== Records provided

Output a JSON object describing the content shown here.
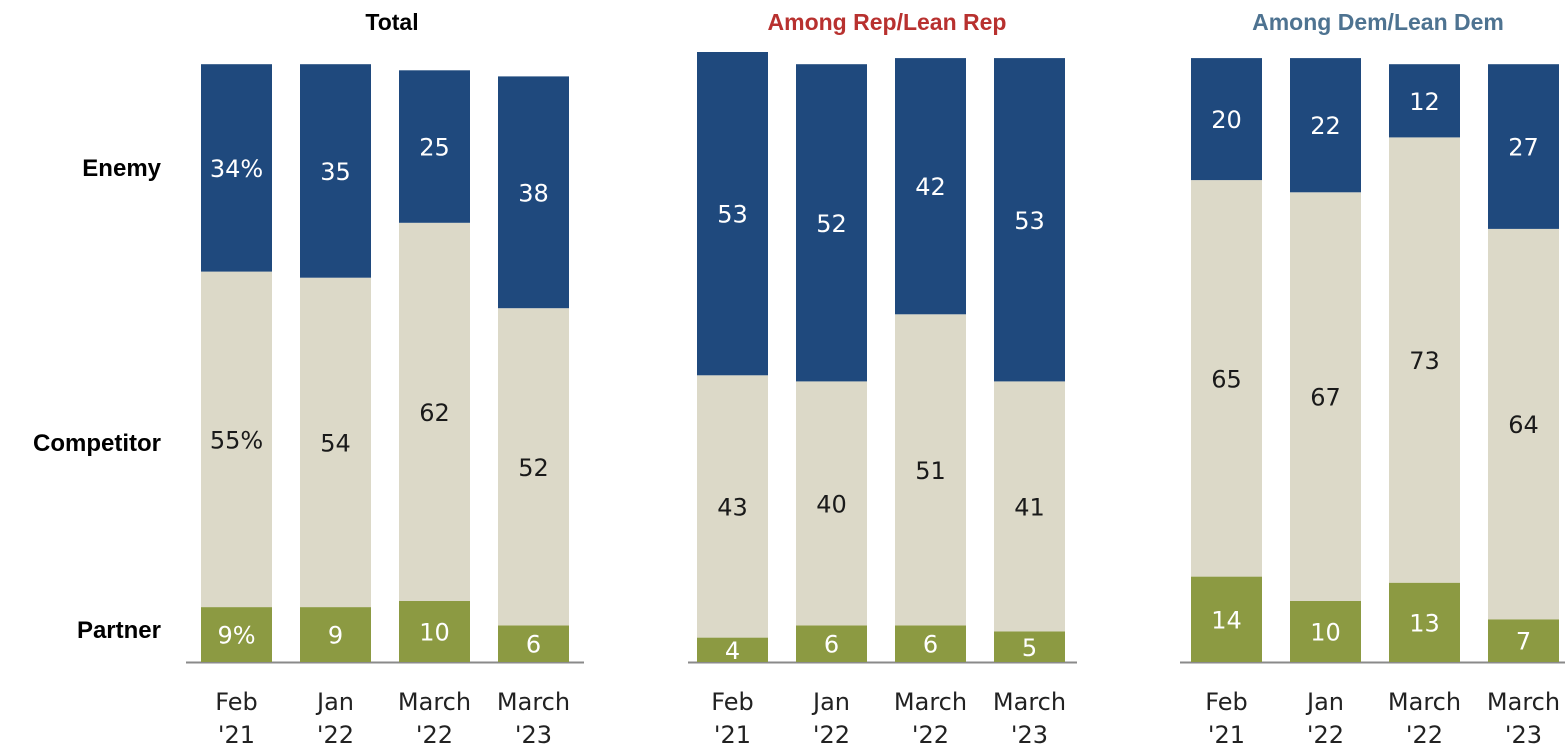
{
  "chart_data": {
    "type": "bar",
    "stacked": true,
    "row_labels": [
      "Enemy",
      "Competitor",
      "Partner"
    ],
    "colors": {
      "Enemy": "#1f497d",
      "Competitor": "#dcd9c8",
      "Partner": "#8c9a42",
      "title_total": "#000000",
      "title_rep": "#b8312f",
      "title_dem": "#4e7391"
    },
    "groups": [
      {
        "title": "Total",
        "title_color_key": "title_total",
        "bars": [
          {
            "x_top": "Feb",
            "x_bottom": "'21",
            "Partner": 9,
            "Competitor": 55,
            "Enemy": 34,
            "labels": {
              "Partner": "9%",
              "Competitor": "55%",
              "Enemy": "34%"
            }
          },
          {
            "x_top": "Jan",
            "x_bottom": "'22",
            "Partner": 9,
            "Competitor": 54,
            "Enemy": 35,
            "labels": {
              "Partner": "9",
              "Competitor": "54",
              "Enemy": "35"
            }
          },
          {
            "x_top": "March",
            "x_bottom": "'22",
            "Partner": 10,
            "Competitor": 62,
            "Enemy": 25,
            "labels": {
              "Partner": "10",
              "Competitor": "62",
              "Enemy": "25"
            }
          },
          {
            "x_top": "March",
            "x_bottom": "'23",
            "Partner": 6,
            "Competitor": 52,
            "Enemy": 38,
            "labels": {
              "Partner": "6",
              "Competitor": "52",
              "Enemy": "38"
            }
          }
        ]
      },
      {
        "title": "Among Rep/Lean Rep",
        "title_color_key": "title_rep",
        "bars": [
          {
            "x_top": "Feb",
            "x_bottom": "'21",
            "Partner": 4,
            "Competitor": 43,
            "Enemy": 53,
            "labels": {
              "Partner": "4",
              "Competitor": "43",
              "Enemy": "53"
            }
          },
          {
            "x_top": "Jan",
            "x_bottom": "'22",
            "Partner": 6,
            "Competitor": 40,
            "Enemy": 52,
            "labels": {
              "Partner": "6",
              "Competitor": "40",
              "Enemy": "52"
            }
          },
          {
            "x_top": "March",
            "x_bottom": "'22",
            "Partner": 6,
            "Competitor": 51,
            "Enemy": 42,
            "labels": {
              "Partner": "6",
              "Competitor": "51",
              "Enemy": "42"
            }
          },
          {
            "x_top": "March",
            "x_bottom": "'23",
            "Partner": 5,
            "Competitor": 41,
            "Enemy": 53,
            "labels": {
              "Partner": "5",
              "Competitor": "41",
              "Enemy": "53"
            }
          }
        ]
      },
      {
        "title": "Among Dem/Lean Dem",
        "title_color_key": "title_dem",
        "bars": [
          {
            "x_top": "Feb",
            "x_bottom": "'21",
            "Partner": 14,
            "Competitor": 65,
            "Enemy": 20,
            "labels": {
              "Partner": "14",
              "Competitor": "65",
              "Enemy": "20"
            }
          },
          {
            "x_top": "Jan",
            "x_bottom": "'22",
            "Partner": 10,
            "Competitor": 67,
            "Enemy": 22,
            "labels": {
              "Partner": "10",
              "Competitor": "67",
              "Enemy": "22"
            }
          },
          {
            "x_top": "March",
            "x_bottom": "'22",
            "Partner": 13,
            "Competitor": 73,
            "Enemy": 12,
            "labels": {
              "Partner": "13",
              "Competitor": "73",
              "Enemy": "12"
            }
          },
          {
            "x_top": "March",
            "x_bottom": "'23",
            "Partner": 7,
            "Competitor": 64,
            "Enemy": 27,
            "labels": {
              "Partner": "7",
              "Competitor": "64",
              "Enemy": "27"
            }
          }
        ]
      }
    ]
  }
}
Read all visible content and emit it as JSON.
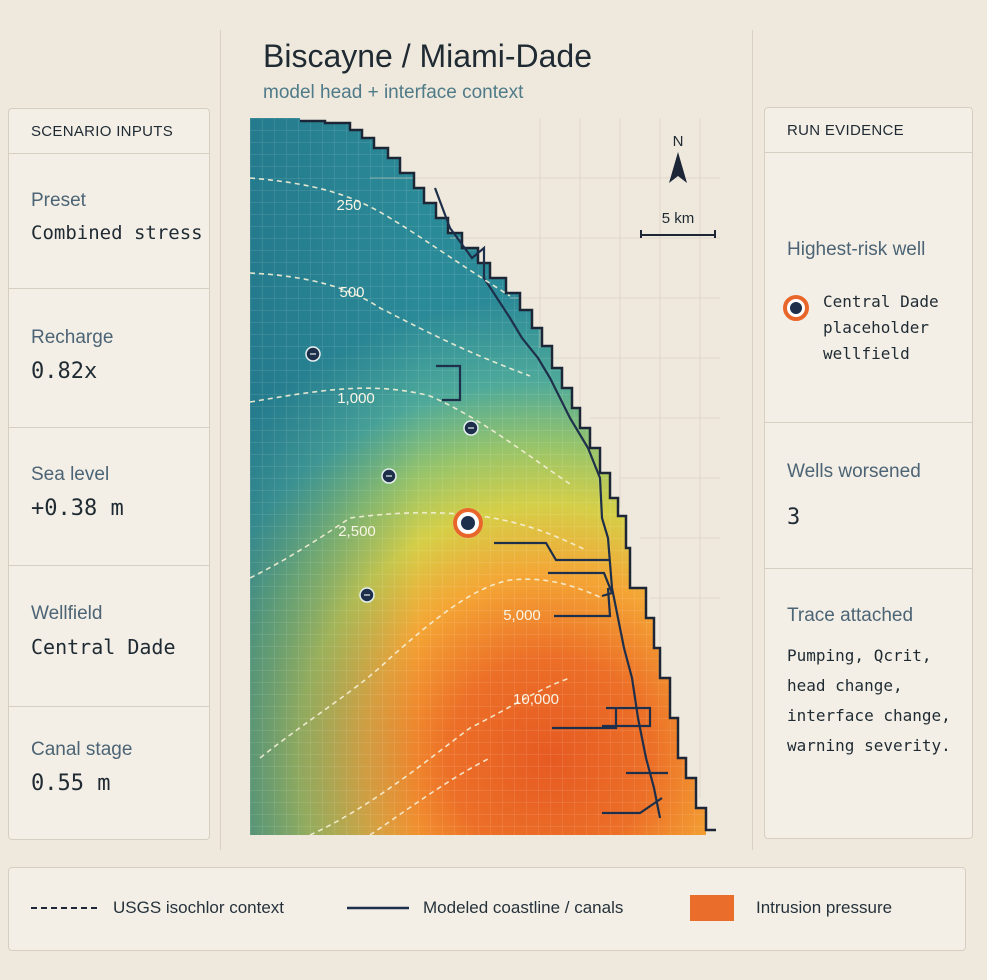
{
  "header": {
    "title": "Biscayne / Miami-Dade",
    "subtitle": "model head + interface context"
  },
  "inputs": {
    "heading": "SCENARIO INPUTS",
    "items": [
      {
        "label": "Preset",
        "value": "Combined stress"
      },
      {
        "label": "Recharge",
        "value": "0.82x"
      },
      {
        "label": "Sea level",
        "value": "+0.38 m"
      },
      {
        "label": "Wellfield",
        "value": "Central Dade"
      },
      {
        "label": "Canal stage",
        "value": "0.55 m"
      }
    ]
  },
  "map": {
    "north_label": "N",
    "scale_label": "5 km",
    "contours": [
      "250",
      "500",
      "1,000",
      "2,500",
      "5,000",
      "10,000"
    ]
  },
  "evidence": {
    "heading": "RUN EVIDENCE",
    "highest_risk_label": "Highest-risk well",
    "highest_risk_value": "Central Dade placeholder wellfield",
    "worsened_label": "Wells worsened",
    "worsened_value": "3",
    "trace_label": "Trace attached",
    "trace_value": "Pumping, Qcrit, head change, interface change, warning severity."
  },
  "legend": {
    "isochlor": "USGS isochlor context",
    "coastline": "Modeled coastline / canals",
    "intrusion": "Intrusion pressure"
  },
  "colors": {
    "background": "#efe9dd",
    "highlight_well": "#e8662a",
    "intrusion": "#ea6d2c",
    "coastline": "#1d2f4a"
  }
}
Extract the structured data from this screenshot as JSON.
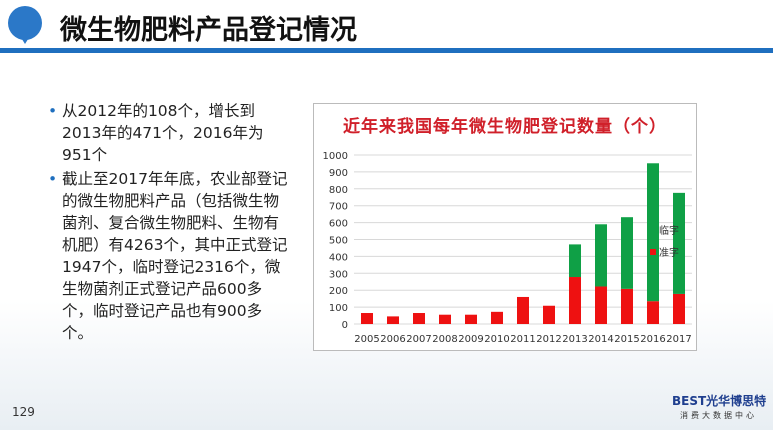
{
  "header": {
    "title": "微生物肥料产品登记情况"
  },
  "bullets": [
    "从2012年的108个，增长到2013年的471个，2016年为951个",
    "截止至2017年年底，农业部登记的微生物肥料产品（包括微生物菌剂、复合微生物肥料、生物有机肥）有4263个，其中正式登记1947个，临时登记2316个，微生物菌剂正式登记产品600多个，临时登记产品也有900多个。"
  ],
  "page_number": "129",
  "footer": {
    "brand": "BEST光华博思特",
    "sub": "消费大数据中心"
  },
  "chart_data": {
    "type": "bar",
    "stacked": true,
    "title": "近年来我国每年微生物肥登记数量（个）",
    "categories": [
      "2005",
      "2006",
      "2007",
      "2008",
      "2009",
      "2010",
      "2011",
      "2012",
      "2013",
      "2014",
      "2015",
      "2016",
      "2017"
    ],
    "series": [
      {
        "name": "准字",
        "color": "#ee1111",
        "values": [
          65,
          45,
          65,
          55,
          55,
          72,
          160,
          108,
          278,
          222,
          208,
          135,
          178
        ]
      },
      {
        "name": "临字",
        "color": "#0fa046",
        "values": [
          0,
          0,
          0,
          0,
          0,
          0,
          0,
          0,
          193,
          368,
          424,
          816,
          598
        ]
      }
    ],
    "ylim": [
      0,
      1000
    ],
    "yticks": [
      0,
      100,
      200,
      300,
      400,
      500,
      600,
      700,
      800,
      900,
      1000
    ],
    "grid": true,
    "legend": "right"
  }
}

====

▸ Exercise: Every line above that contains the word "Dade" should be reported.

▸ Response:
    "title": "Biscayne / Miami-Dade",
        "value": "Central Dade"
    "highest_risk_value": "Central Dade placeholder wellfield",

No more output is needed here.